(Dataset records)
# # # #

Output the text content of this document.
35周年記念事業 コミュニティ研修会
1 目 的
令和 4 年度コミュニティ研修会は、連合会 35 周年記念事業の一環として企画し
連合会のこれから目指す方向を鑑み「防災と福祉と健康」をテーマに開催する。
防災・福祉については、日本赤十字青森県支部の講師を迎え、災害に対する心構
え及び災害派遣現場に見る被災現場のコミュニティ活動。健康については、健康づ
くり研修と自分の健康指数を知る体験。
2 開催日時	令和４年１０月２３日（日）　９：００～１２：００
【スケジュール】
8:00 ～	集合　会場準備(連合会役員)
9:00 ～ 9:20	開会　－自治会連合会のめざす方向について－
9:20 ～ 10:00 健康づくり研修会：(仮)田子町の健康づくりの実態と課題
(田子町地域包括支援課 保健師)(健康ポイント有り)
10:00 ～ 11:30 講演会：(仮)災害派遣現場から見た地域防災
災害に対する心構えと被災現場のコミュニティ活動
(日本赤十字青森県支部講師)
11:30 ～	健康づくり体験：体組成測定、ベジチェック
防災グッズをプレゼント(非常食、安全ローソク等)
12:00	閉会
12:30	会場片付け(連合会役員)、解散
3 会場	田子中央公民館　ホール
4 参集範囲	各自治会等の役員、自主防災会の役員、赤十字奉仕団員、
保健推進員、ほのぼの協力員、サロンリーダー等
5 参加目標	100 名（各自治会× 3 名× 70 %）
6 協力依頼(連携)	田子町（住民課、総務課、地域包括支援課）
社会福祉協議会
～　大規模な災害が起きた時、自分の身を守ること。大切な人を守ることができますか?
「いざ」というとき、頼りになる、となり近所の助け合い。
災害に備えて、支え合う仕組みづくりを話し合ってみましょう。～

# # # #

TASK DIRECTIONS:
Generate an exact reproduction of all entries.

RESULT OF THIS TASK:
Output the text content of this document.
35周年記念事業 コミュニティ研修会
1 目 的
令和 4 年度コミュニティ研修会は、連合会 35 周年記念事業の一環として企画し
連合会のこれから目指す方向を鑑み「防災と福祉と健康」をテーマに開催する。
防災・福祉については、日本赤十字青森県支部の講師を迎え、災害に対する心構
え及び災害派遣現場に見る被災現場のコミュニティ活動。健康については、健康づ
くり研修と自分の健康指数を知る体験。
2 開催日時	令和４年１０月２３日（日）　９：００～１２：００
【スケジュール】
8:00 ～	集合　会場準備(連合会役員)
9:00 ～ 9:20	開会　－自治会連合会のめざす方向について－
9:20 ～ 10:00 健康づくり研修会：(仮)田子町の健康づくりの実態と課題
(田子町地域包括支援課 保健師)(健康ポイント有り)
10:00 ～ 11:30 講演会：(仮)災害派遣現場から見た地域防災
災害に対する心構えと被災現場のコミュニティ活動
(日本赤十字青森県支部講師)
11:30 ～	健康づくり体験：体組成測定、ベジチェック
防災グッズをプレゼント(非常食、安全ローソク等)
12:00	閉会
12:30	会場片付け(連合会役員)、解散
3 会場	田子中央公民館　ホール
4 参集範囲	各自治会等の役員、自主防災会の役員、赤十字奉仕団員、
保健推進員、ほのぼの協力員、サロンリーダー等
5 参加目標	100 名（各自治会× 3 名× 70 %）
6 協力依頼(連携)	田子町（住民課、総務課、地域包括支援課）
社会福祉協議会
～　大規模な災害が起きた時、自分の身を守ること。大切な人を守ることができますか?
「いざ」というとき、頼りになる、となり近所の助け合い。
災害に備えて、支え合う仕組みづくりを話し合ってみましょう。～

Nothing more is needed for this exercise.